Data items:
* * * * * * * * *

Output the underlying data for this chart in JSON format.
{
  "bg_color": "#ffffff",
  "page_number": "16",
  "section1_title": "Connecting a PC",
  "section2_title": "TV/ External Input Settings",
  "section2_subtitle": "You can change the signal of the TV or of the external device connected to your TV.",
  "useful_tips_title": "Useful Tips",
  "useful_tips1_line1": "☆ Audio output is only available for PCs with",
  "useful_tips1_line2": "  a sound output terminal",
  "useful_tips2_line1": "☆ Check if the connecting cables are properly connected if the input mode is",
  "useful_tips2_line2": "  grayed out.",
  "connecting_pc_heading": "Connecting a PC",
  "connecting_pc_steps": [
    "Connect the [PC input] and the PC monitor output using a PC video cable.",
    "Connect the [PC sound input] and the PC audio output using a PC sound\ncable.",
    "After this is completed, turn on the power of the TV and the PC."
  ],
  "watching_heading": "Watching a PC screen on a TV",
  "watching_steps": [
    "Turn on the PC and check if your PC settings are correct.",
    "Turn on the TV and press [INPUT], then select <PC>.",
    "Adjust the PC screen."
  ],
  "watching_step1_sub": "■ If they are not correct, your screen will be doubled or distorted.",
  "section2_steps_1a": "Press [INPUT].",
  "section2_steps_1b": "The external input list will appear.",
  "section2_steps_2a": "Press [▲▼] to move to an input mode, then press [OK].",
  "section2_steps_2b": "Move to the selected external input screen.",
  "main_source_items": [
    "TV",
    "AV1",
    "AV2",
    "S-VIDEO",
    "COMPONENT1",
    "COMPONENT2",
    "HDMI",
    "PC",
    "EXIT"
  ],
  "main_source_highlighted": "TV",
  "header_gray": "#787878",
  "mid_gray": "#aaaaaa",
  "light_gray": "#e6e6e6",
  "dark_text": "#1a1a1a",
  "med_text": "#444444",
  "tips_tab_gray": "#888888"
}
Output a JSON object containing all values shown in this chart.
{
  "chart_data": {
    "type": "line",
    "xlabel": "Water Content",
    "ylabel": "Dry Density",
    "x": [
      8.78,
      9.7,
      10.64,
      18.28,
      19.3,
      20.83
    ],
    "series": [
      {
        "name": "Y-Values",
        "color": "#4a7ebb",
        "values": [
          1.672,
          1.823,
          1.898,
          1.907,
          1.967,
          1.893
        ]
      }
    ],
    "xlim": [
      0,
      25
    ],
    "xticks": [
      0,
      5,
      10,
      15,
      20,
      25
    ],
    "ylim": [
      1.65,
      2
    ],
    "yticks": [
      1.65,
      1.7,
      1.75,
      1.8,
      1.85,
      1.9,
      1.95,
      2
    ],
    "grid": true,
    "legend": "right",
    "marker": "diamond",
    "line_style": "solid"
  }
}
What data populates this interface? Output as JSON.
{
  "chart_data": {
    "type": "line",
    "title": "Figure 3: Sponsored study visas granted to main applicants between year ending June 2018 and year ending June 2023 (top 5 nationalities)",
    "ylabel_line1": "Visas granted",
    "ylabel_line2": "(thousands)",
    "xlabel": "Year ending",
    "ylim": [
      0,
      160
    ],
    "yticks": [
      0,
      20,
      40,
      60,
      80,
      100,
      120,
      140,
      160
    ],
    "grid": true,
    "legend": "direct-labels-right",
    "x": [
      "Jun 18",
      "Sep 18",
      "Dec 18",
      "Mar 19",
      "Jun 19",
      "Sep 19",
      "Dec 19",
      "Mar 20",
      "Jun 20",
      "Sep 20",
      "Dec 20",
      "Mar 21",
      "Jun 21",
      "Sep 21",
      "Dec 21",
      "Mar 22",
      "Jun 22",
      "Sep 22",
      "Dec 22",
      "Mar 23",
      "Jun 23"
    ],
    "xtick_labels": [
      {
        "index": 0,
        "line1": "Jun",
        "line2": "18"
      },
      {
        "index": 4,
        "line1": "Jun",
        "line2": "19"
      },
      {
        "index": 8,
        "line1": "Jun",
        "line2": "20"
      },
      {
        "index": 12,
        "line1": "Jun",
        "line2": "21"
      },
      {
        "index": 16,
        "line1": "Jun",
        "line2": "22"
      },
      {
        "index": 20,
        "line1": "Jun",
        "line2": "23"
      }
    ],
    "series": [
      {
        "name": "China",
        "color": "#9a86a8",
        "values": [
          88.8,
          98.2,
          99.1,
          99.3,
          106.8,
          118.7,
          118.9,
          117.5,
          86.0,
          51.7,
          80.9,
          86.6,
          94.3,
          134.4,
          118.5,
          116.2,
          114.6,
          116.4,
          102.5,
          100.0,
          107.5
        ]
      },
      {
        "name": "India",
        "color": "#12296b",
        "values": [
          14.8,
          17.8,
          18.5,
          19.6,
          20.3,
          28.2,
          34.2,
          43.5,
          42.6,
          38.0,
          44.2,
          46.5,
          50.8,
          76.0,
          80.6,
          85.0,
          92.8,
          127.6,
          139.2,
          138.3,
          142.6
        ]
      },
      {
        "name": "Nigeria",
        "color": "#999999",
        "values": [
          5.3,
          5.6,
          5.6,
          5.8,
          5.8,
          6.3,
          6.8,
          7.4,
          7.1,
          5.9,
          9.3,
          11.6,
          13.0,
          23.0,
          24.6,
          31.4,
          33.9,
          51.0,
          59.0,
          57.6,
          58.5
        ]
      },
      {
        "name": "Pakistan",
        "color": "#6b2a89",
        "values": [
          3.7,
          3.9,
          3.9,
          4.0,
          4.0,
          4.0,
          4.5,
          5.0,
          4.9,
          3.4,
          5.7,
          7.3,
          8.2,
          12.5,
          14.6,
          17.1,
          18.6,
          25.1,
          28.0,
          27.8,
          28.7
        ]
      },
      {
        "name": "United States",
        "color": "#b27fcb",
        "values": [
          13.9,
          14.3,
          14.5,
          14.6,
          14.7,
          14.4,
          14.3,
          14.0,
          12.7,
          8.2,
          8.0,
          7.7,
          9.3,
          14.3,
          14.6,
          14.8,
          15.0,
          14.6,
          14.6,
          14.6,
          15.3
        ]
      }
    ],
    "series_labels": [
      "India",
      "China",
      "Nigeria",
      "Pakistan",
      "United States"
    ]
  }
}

* * * * * * * * *

**What is needed:**
Find all lines holding the string "connected" and copy them.

**Solved problem:**
  "section2_subtitle": "You can change the signal of the TV or of the external device connected to your TV.",
  "useful_tips2_line1": "☆ Check if the connecting cables are properly connected if the input mode is",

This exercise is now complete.